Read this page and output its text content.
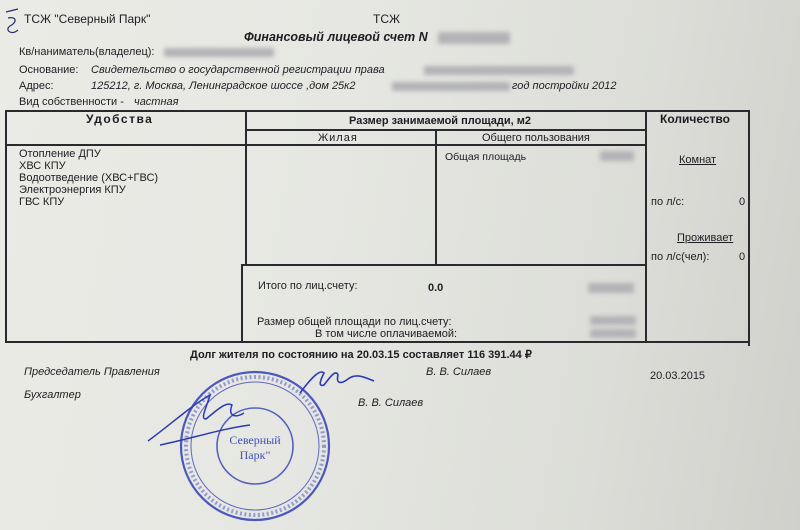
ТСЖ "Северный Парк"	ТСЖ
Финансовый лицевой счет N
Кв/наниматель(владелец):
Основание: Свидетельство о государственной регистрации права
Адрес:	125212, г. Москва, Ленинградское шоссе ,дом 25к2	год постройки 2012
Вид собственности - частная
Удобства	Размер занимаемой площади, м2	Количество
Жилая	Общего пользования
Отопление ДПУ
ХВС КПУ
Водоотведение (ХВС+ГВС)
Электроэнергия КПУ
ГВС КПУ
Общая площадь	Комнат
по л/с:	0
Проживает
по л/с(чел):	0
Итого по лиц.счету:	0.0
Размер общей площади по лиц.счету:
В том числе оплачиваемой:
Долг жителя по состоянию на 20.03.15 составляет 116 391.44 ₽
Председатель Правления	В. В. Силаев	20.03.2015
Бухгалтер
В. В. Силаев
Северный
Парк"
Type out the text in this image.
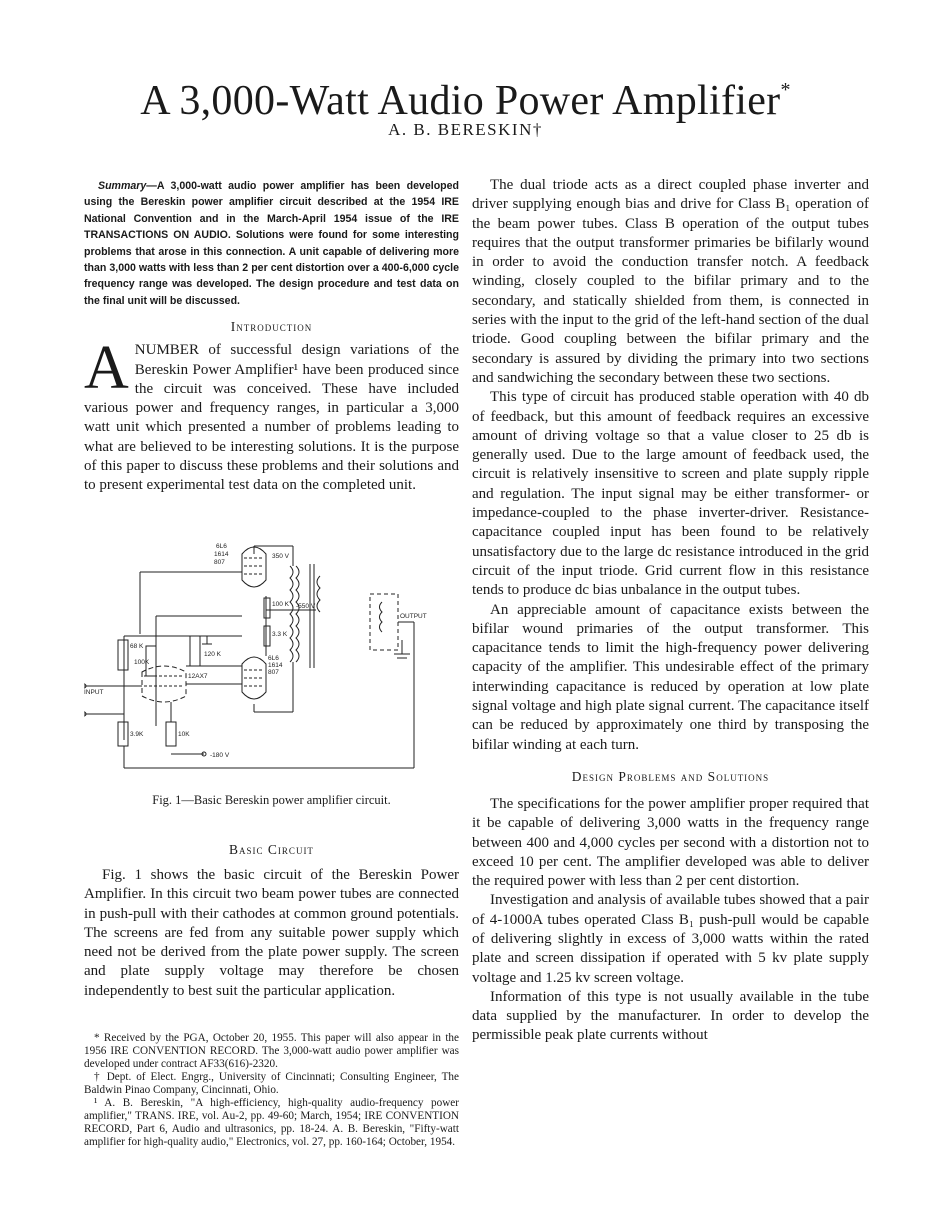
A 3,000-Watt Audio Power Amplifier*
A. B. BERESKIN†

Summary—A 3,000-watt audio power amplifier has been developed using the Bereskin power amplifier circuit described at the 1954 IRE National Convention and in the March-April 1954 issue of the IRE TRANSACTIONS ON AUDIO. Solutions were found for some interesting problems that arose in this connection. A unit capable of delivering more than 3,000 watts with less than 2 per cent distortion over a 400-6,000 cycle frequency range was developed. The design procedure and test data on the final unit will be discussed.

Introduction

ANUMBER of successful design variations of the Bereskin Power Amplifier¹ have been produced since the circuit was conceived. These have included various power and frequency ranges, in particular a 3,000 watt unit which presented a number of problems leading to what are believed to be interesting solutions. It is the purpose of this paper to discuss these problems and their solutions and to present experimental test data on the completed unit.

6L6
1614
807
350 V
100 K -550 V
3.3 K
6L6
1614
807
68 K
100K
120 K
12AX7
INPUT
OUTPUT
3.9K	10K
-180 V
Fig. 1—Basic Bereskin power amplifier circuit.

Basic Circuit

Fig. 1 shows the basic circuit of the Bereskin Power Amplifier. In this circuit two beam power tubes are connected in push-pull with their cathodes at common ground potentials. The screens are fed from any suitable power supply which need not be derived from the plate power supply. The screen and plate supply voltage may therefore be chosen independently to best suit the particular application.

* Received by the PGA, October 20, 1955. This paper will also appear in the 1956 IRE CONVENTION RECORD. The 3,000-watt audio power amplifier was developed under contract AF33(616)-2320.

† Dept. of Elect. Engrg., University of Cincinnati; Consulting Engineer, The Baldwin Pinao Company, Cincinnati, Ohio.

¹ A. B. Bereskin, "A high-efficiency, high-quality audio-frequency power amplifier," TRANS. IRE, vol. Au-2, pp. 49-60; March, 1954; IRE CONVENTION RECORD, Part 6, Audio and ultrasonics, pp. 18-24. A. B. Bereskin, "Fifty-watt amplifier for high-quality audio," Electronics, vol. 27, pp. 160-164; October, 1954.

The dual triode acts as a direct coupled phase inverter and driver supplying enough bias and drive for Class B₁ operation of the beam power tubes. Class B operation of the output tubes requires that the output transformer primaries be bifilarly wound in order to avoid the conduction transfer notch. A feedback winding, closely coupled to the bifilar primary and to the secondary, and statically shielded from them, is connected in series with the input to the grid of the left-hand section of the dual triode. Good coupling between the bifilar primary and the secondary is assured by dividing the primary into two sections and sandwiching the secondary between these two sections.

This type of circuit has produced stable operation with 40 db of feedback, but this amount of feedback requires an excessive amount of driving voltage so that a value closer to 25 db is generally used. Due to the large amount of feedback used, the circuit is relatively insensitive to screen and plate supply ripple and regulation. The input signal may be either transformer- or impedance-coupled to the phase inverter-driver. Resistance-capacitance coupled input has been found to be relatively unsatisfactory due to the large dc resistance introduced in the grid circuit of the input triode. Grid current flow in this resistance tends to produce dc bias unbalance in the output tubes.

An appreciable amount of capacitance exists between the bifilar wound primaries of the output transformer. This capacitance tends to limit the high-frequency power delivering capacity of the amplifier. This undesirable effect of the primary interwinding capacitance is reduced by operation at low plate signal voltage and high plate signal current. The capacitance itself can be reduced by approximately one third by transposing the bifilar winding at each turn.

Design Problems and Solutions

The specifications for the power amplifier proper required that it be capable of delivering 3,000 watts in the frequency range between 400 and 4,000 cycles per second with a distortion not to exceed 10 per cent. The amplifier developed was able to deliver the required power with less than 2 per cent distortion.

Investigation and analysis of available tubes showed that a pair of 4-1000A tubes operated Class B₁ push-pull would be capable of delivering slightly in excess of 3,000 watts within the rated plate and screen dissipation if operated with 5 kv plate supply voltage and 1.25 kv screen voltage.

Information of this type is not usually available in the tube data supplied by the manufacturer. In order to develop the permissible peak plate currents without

---*---

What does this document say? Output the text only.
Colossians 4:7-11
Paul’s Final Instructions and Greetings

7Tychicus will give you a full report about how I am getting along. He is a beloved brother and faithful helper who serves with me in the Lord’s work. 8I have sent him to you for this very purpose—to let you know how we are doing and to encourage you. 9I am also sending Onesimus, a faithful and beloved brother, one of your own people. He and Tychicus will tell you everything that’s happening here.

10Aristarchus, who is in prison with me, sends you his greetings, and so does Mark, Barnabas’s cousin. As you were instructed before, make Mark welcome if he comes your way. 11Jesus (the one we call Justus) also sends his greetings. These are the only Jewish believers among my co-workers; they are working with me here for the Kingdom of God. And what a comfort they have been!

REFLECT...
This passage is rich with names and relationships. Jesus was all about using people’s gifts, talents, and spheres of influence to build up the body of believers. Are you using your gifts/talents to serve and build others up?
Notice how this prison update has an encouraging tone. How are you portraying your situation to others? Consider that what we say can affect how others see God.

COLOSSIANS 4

---*---

▶ **SHORT EXERCISE**:
List each line in the listing that contains the string "prison".

▶ **RESULT**:
10Aristarchus, who is in prison with me, sends you his greetings, and so does Mark, Barnabas’s cousin. As you were instructed before, make Mark welcome if he comes your way. 11Jesus (the one we call Justus) also sends his greetings. These are the only Jewish believers among my co-workers; they are working with me here for the Kingdom of God. And what a comfort they have been!
Notice how this prison update has an encouraging tone. How are you portraying your situation to others? Consider that what we say can affect how others see God.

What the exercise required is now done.